Extract the text of every entry below exactly; leave images out.

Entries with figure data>
## start
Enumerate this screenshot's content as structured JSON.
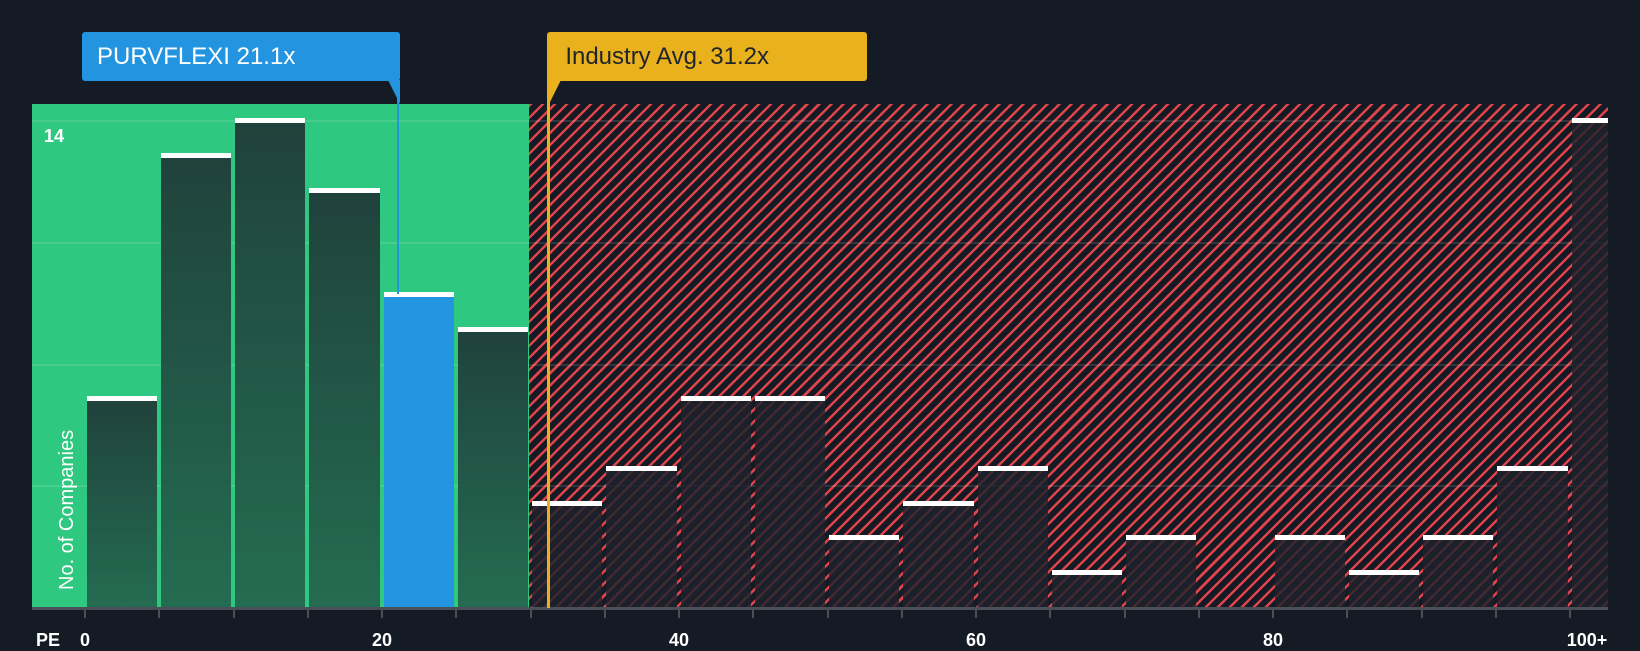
{
  "chart_data": {
    "type": "bar",
    "title": "",
    "xlabel": "PE",
    "ylabel": "No. of Companies",
    "x_ticks": [
      "0",
      "20",
      "40",
      "60",
      "80",
      "100+"
    ],
    "y_ticks_labeled": [
      "14"
    ],
    "ylim": [
      0,
      14
    ],
    "grid": true,
    "bin_width": 5,
    "categories": [
      "0-5",
      "5-10",
      "10-15",
      "15-20",
      "20-25",
      "25-30",
      "30-35",
      "35-40",
      "40-45",
      "45-50",
      "50-55",
      "55-60",
      "60-65",
      "65-70",
      "70-75",
      "75-80",
      "80-85",
      "85-90",
      "90-95",
      "95-100",
      "100+"
    ],
    "values": [
      6,
      13,
      14,
      12,
      9,
      8,
      3,
      4,
      6,
      6,
      2,
      3,
      4,
      1,
      2,
      0,
      2,
      1,
      2,
      4,
      14
    ],
    "highlight_bin": "20-25",
    "company": {
      "name": "PURVFLEXI",
      "pe": 21.1,
      "label": "PURVFLEXI 21.1x"
    },
    "industry_avg": {
      "pe": 31.2,
      "label": "Industry Avg. 31.2x"
    },
    "fair_zone_max_pe": 31.2,
    "annotations": [
      "PURVFLEXI 21.1x",
      "Industry Avg. 31.2x"
    ]
  },
  "labels": {
    "x_title": "PE",
    "y_title": "No. of Companies",
    "y_max": "14",
    "company_callout": "PURVFLEXI 21.1x",
    "industry_callout": "Industry Avg. 31.2x",
    "x_ticks": [
      {
        "label": "0",
        "value": 0
      },
      {
        "label": "20",
        "value": 20
      },
      {
        "label": "40",
        "value": 40
      },
      {
        "label": "60",
        "value": 60
      },
      {
        "label": "80",
        "value": 80
      },
      {
        "label": "100+",
        "value": 100
      }
    ]
  },
  "colors": {
    "background": "#151b24",
    "undervalued_zone": "#2ec880",
    "overvalued_hatch": "#e0444a",
    "company": "#2394e0",
    "industry": "#e9b11b"
  }
}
## end
Output for this exercise>
Enumerate this screenshot's content as structured JSON.
{
  "chart_data": {
    "type": "bar",
    "title": "",
    "xlabel": "PE",
    "ylabel": "No. of Companies",
    "x_ticks": [
      "0",
      "20",
      "40",
      "60",
      "80",
      "100+"
    ],
    "y_ticks_labeled": [
      "14"
    ],
    "ylim": [
      0,
      14
    ],
    "grid": true,
    "bin_width": 5,
    "categories": [
      "0-5",
      "5-10",
      "10-15",
      "15-20",
      "20-25",
      "25-30",
      "30-35",
      "35-40",
      "40-45",
      "45-50",
      "50-55",
      "55-60",
      "60-65",
      "65-70",
      "70-75",
      "75-80",
      "80-85",
      "85-90",
      "90-95",
      "95-100",
      "100+"
    ],
    "values": [
      6,
      13,
      14,
      12,
      9,
      8,
      3,
      4,
      6,
      6,
      2,
      3,
      4,
      1,
      2,
      0,
      2,
      1,
      2,
      4,
      14
    ],
    "highlight_bin": "20-25",
    "company": {
      "name": "PURVFLEXI",
      "pe": 21.1,
      "label": "PURVFLEXI 21.1x"
    },
    "industry_avg": {
      "pe": 31.2,
      "label": "Industry Avg. 31.2x"
    },
    "fair_zone_max_pe": 31.2,
    "annotations": [
      "PURVFLEXI 21.1x",
      "Industry Avg. 31.2x"
    ]
  },
  "labels": {
    "x_title": "PE",
    "y_title": "No. of Companies",
    "y_max": "14",
    "company_callout": "PURVFLEXI 21.1x",
    "industry_callout": "Industry Avg. 31.2x",
    "x_ticks": [
      {
        "label": "0",
        "value": 0
      },
      {
        "label": "20",
        "value": 20
      },
      {
        "label": "40",
        "value": 40
      },
      {
        "label": "60",
        "value": 60
      },
      {
        "label": "80",
        "value": 80
      },
      {
        "label": "100+",
        "value": 100
      }
    ]
  },
  "colors": {
    "background": "#151b24",
    "undervalued_zone": "#2ec880",
    "overvalued_hatch": "#e0444a",
    "company": "#2394e0",
    "industry": "#e9b11b"
  }
}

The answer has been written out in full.